Exercise requirements
Each line of the material must be repeated precisely, with the pictures left out.

Record extracts
· · · · · · ·
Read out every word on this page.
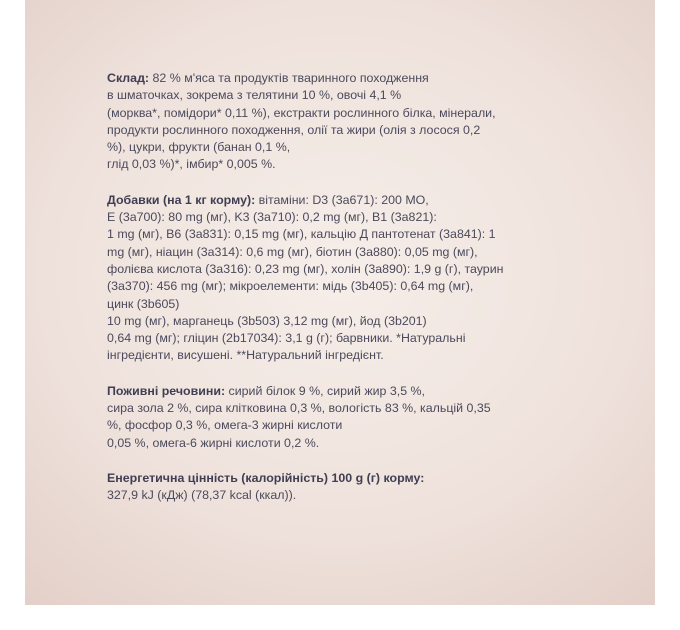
Склад: 82 % м'яса та продуктів тваринного походження
в шматочках, зокрема з телятини 10 %, овочі 4,1 %
(морква*, помідори* 0,11 %), екстракти рослинного білка, мінерали,
продукти рослинного походження, олії та жири (олія з лосося 0,2
%), цукри, фрукти (банан 0,1 %,
глід 0,03 %)*, імбир* 0,005 %.

Добавки (на 1 кг корму): вітаміни: D3 (3а671): 200 МО,
E (3a700): 80 mg (мг), K3 (3a710): 0,2 mg (мг), B1 (3a821):
1 mg (мг), B6 (3a831): 0,15 mg (мг), кальцію Д пантотенат (3a841): 1
mg (мг), ніацин (3a314): 0,6 mg (мг), біотин (3a880): 0,05 mg (мг),
фолієва кислота (3a316): 0,23 mg (мг), холін (3a890): 1,9 g (г), таурин
(3a370): 456 mg (мг); мікроелементи: мідь (3b405): 0,64 mg (мг),
цинк (3b605)
10 mg (мг), марганець (3b503) 3,12 mg (мг), йод (3b201)
0,64 mg (мг); гліцин (2b17034): 3,1 g (г); барвники. *Натуральні
інгредієнти, висушені. **Натуральний інгредієнт.

Поживні речовини: сирий білок 9 %, сирий жир 3,5 %,
сира зола 2 %, сира клітковина 0,3 %, вологість 83 %, кальцій 0,35
%, фосфор 0,3 %, омега-3 жирні кислоти
0,05 %, омега-6 жирні кислоти 0,2 %.

Енергетична цінність (калорійність) 100 g (г) корму:
327,9 kJ (кДж) (78,37 kcal (ккал)).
· · · · · · ·
Expected answer
Read out every word on this page.
Склад: 82 % м'яса та продуктів тваринного походження
в шматочках, зокрема з телятини 10 %, овочі 4,1 %
(морква*, помідори* 0,11 %), екстракти рослинного білка, мінерали,
продукти рослинного походження, олії та жири (олія з лосося 0,2
%), цукри, фрукти (банан 0,1 %,
глід 0,03 %)*, імбир* 0,005 %.

Добавки (на 1 кг корму): вітаміни: D3 (3а671): 200 МО,
E (3a700): 80 mg (мг), K3 (3a710): 0,2 mg (мг), B1 (3a821):
1 mg (мг), B6 (3a831): 0,15 mg (мг), кальцію Д пантотенат (3a841): 1
mg (мг), ніацин (3a314): 0,6 mg (мг), біотин (3a880): 0,05 mg (мг),
фолієва кислота (3a316): 0,23 mg (мг), холін (3a890): 1,9 g (г), таурин
(3a370): 456 mg (мг); мікроелементи: мідь (3b405): 0,64 mg (мг),
цинк (3b605)
10 mg (мг), марганець (3b503) 3,12 mg (мг), йод (3b201)
0,64 mg (мг); гліцин (2b17034): 3,1 g (г); барвники. *Натуральні
інгредієнти, висушені. **Натуральний інгредієнт.

Поживні речовини: сирий білок 9 %, сирий жир 3,5 %,
сира зола 2 %, сира клітковина 0,3 %, вологість 83 %, кальцій 0,35
%, фосфор 0,3 %, омега-3 жирні кислоти
0,05 %, омега-6 жирні кислоти 0,2 %.

Енергетична цінність (калорійність) 100 g (г) корму:
327,9 kJ (кДж) (78,37 kcal (ккал)).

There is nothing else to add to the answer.